§ **Work to do**
A – In the travel text about Celtic sites, how does the writer account for Etruscan goods reaching Mainz?
B – Put this sentence from the travel text about Celtic sites into Spanish: "The park is only open April 1st to October 31, and guided tours are available."
C – Revise the travel text about Celtic sites. Begin at the words "From April 1" and stop after "Yeah, actually. ;-)", changing "superb" to "remarkable".

§ **Document passage**

________

From April 1 to October 31 you can see what a Celtic Settlement looked like in Budenbach (Friedhofsweg). Not only are there replicas of Celtic houses, but all sorts of Celtic events (including the Altburgfest) held throughout the year.

In Pommern (Mosel), there’s an archaeological park that highlights a fortified settlement and a Roman Temple. The park is only open April 1st to October 31, and guided tours are available. In your GPS, target Am Goldberg.

What’s next? Mainz, a city on a trade route from as far back as the Stone Age. Hey, Etruscan goods had to get here somehow, right? Anyway, not only does Mainz have a superb collection of prehistoric artifacts in its Landesmuseum at Große Bleiche 49 (that would include the Celts), but also a gorgeous cathedral, and great weather.

Can you ask for anything more? Yeah, actually. ;-)

Steinbach am Donnersberg would be one, a site of a reconstructed Celtic Village (called Keltendorf am Donnersberg). The wall itself isn’t new, it dates to around 130 B.C. — and you can even get a real hands-on experience in Celtic crafts.

________

[Element and coordinate records]
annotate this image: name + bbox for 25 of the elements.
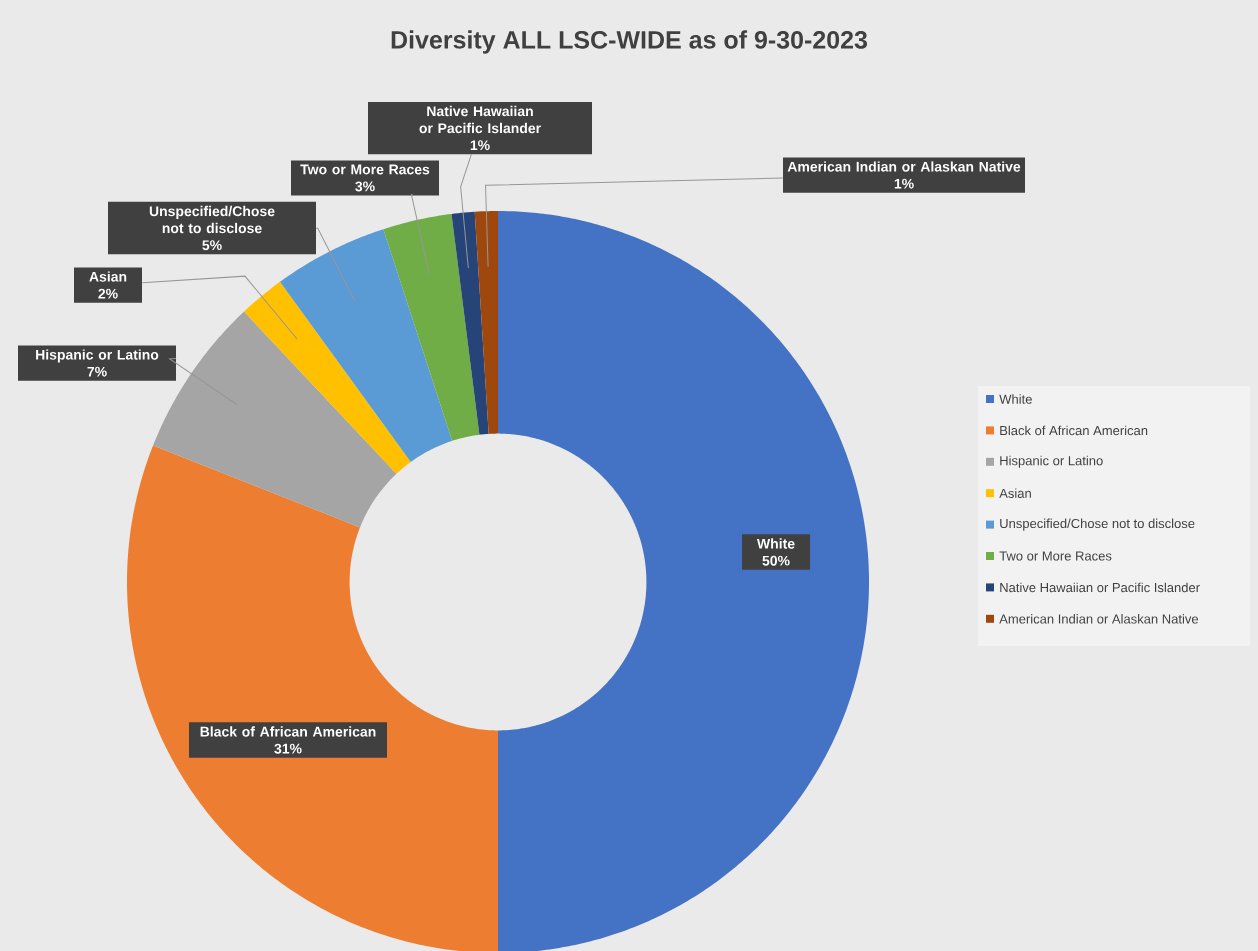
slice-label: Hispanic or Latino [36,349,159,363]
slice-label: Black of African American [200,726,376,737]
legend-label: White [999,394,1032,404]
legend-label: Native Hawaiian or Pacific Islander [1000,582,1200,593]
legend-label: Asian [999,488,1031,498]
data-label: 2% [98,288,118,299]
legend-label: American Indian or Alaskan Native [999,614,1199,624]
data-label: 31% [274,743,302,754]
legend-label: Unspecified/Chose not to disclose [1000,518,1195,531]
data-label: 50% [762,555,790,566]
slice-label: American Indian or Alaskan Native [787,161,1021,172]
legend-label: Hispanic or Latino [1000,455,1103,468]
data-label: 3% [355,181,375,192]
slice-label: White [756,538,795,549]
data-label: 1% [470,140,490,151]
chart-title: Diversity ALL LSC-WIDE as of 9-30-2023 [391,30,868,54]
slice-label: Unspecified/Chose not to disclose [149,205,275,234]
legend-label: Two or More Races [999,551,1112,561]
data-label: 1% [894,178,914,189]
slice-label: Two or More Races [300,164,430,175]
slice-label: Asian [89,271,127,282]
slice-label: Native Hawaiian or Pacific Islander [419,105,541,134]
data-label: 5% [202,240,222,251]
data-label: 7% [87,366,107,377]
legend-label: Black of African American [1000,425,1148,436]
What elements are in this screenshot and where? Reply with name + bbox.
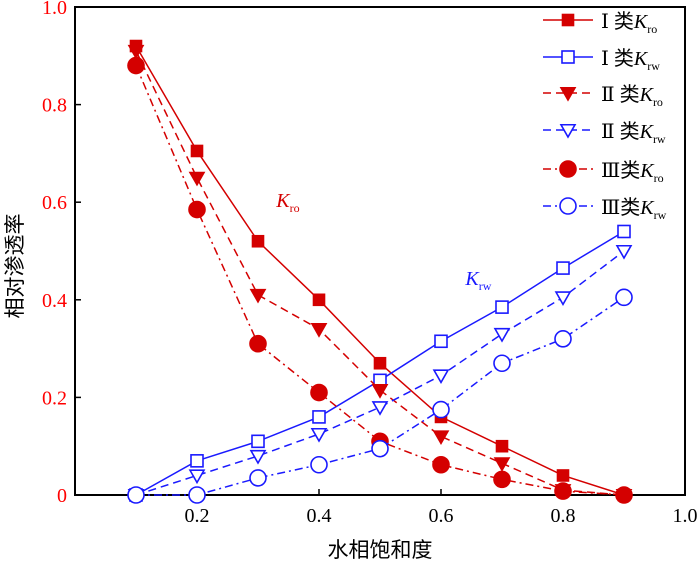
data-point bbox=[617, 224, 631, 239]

________

§ **Worked answers**
A – The writer notes that Mainz lay on a trade route going back as far as the Stone Age. That route is how Etruscan goods had to get there.

B – El parque solo abre del 1 de abril al 31 de octubre, y hay visitas guiadas disponibles.

C –
From April 1 to October 31 you can see what a Celtic Settlement looked like in Budenbach (Friedhofsweg). Not only are there replicas of Celtic houses, but all sorts of Celtic events (including the Altburgfest) held throughout the year.

In Pommern (Mosel), there’s an archaeological park that highlights a fortified settlement and a Roman Temple. The park is only open April 1st to October 31, and guided tours are available. In your GPS, target Am Goldberg.

What’s next? Mainz, a city on a trade route from as far back as the Stone Age. Hey, Etruscan goods had to get here somehow, right? Anyway, not only does Mainz have a remarkable collection of prehistoric artifacts in its Landesmuseum at Große Bleiche 49 (that would include the Celts), but also a gorgeous cathedral, and great weather.

Can you ask for anything more? Yeah, actually. ;-)